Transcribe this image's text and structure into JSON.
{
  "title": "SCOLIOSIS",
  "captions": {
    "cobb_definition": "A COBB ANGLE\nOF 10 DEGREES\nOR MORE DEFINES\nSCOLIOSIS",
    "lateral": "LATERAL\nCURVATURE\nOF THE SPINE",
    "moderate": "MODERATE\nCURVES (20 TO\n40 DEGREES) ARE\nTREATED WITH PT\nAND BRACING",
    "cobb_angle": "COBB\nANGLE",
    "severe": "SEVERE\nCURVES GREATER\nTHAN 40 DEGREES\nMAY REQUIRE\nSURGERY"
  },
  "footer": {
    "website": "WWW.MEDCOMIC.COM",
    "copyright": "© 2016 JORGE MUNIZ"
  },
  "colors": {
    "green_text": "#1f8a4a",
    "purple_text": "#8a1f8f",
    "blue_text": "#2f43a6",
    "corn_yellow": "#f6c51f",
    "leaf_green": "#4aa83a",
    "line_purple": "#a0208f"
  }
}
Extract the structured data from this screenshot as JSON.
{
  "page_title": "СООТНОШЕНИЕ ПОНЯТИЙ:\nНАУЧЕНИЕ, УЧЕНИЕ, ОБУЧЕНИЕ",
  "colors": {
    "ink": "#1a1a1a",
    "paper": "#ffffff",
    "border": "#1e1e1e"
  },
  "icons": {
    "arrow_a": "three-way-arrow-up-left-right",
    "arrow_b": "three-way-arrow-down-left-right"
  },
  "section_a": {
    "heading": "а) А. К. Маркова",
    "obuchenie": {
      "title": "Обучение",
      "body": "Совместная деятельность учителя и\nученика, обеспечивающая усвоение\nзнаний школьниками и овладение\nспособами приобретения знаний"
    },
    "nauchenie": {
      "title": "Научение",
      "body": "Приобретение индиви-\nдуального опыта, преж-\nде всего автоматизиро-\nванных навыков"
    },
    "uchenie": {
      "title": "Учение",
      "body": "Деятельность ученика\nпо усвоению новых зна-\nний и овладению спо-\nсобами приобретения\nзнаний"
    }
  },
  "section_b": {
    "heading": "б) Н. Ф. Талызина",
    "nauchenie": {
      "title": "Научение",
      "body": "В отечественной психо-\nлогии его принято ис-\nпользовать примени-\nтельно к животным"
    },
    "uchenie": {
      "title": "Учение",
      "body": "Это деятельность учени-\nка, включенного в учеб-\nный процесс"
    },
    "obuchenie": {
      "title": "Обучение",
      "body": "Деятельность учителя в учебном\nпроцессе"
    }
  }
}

## Exercise brief
Check every line for "heading" and show the ones that have it.

## Solution to this task
    "heading": "а) А. К. Маркова",
    "heading": "б) Н. Ф. Талызина",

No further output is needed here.